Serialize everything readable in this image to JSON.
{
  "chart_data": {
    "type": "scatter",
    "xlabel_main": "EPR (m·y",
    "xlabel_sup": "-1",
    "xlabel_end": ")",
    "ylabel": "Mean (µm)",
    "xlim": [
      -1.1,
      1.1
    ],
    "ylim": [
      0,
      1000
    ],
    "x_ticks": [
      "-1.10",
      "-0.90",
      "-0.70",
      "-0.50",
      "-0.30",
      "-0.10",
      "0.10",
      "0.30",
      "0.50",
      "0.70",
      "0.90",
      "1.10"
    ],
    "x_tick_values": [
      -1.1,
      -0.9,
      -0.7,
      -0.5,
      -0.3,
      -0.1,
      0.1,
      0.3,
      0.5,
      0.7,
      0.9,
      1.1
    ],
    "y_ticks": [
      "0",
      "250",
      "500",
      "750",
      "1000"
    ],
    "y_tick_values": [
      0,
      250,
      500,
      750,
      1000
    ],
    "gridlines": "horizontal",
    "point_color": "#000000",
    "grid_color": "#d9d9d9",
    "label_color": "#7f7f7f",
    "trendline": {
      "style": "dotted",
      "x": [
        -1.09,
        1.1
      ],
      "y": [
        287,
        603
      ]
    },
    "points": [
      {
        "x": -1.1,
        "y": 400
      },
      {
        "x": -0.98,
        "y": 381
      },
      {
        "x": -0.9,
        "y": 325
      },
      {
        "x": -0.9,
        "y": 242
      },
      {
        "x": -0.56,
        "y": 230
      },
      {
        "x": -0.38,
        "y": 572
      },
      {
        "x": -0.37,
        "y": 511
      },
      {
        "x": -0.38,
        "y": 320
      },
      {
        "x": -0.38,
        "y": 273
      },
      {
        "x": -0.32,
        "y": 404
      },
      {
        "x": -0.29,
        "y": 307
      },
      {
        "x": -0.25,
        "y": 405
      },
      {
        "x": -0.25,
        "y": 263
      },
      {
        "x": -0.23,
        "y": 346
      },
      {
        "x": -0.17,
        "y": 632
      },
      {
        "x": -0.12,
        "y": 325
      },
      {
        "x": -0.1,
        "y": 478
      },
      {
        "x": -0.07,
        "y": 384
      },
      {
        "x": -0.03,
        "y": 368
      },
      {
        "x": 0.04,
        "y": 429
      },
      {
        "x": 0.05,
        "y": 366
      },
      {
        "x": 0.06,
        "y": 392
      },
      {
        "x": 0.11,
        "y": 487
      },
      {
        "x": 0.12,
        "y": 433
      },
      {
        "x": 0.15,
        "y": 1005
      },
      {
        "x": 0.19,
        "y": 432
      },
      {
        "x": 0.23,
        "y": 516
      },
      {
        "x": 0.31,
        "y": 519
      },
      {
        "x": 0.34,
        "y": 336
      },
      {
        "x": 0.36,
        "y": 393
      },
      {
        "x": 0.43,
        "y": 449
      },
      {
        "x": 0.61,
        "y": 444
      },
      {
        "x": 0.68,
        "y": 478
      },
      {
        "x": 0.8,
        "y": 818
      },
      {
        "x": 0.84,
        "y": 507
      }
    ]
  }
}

········

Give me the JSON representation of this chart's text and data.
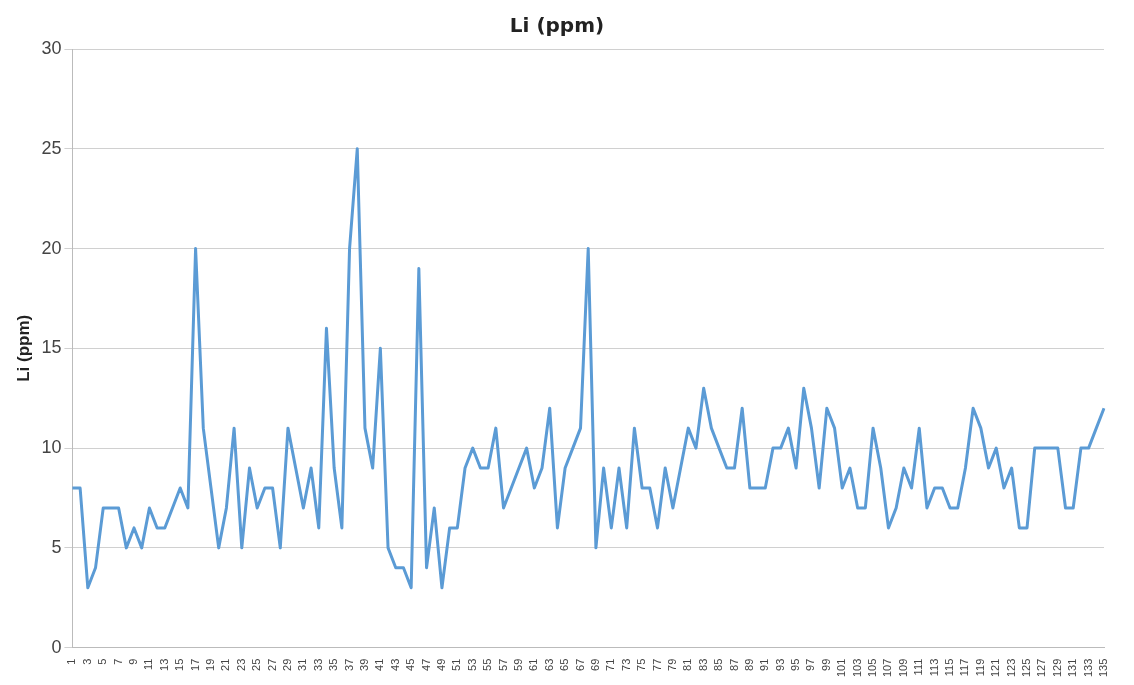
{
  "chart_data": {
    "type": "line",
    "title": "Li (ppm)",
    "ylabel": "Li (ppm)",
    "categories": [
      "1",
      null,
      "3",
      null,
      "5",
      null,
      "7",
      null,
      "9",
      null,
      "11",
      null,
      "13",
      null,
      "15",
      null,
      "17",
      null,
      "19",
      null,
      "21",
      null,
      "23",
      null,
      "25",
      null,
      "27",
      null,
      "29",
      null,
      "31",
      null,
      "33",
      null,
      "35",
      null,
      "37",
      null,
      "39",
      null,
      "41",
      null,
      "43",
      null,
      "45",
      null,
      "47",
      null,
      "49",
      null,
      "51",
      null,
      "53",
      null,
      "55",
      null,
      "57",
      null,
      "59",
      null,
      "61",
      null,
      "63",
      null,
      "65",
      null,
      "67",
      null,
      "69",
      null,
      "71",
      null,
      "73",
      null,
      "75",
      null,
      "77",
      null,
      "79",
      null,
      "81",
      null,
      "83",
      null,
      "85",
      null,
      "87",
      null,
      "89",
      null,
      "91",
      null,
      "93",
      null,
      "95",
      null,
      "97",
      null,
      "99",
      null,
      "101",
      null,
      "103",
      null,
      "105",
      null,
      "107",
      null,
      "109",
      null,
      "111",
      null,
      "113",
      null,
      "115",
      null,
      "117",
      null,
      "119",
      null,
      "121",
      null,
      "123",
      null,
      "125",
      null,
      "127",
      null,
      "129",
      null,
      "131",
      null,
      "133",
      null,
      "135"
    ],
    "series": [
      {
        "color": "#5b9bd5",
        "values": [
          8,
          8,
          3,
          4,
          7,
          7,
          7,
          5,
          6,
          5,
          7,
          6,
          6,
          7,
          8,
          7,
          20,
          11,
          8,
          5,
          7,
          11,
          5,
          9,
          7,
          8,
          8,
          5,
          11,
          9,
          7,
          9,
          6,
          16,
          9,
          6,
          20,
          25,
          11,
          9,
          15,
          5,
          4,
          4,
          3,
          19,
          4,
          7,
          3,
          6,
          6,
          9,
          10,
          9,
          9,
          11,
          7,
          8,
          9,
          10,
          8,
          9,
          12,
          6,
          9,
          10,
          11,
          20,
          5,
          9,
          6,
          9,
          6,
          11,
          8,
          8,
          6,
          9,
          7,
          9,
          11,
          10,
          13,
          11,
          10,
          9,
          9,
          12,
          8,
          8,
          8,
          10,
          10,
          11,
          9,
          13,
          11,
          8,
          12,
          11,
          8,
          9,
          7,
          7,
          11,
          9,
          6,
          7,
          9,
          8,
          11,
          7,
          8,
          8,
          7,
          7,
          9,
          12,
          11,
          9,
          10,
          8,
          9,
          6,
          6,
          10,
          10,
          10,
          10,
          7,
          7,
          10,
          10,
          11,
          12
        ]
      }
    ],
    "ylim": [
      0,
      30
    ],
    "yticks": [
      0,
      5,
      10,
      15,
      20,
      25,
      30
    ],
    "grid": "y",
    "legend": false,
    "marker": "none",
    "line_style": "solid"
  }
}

········

- [What you should do]: Where a line of the records above holds the word "JSON", copy that line.

- [Task response]:
Serialize everything readable in this image to JSON.
Give me the JSON representation of this chart's text and data.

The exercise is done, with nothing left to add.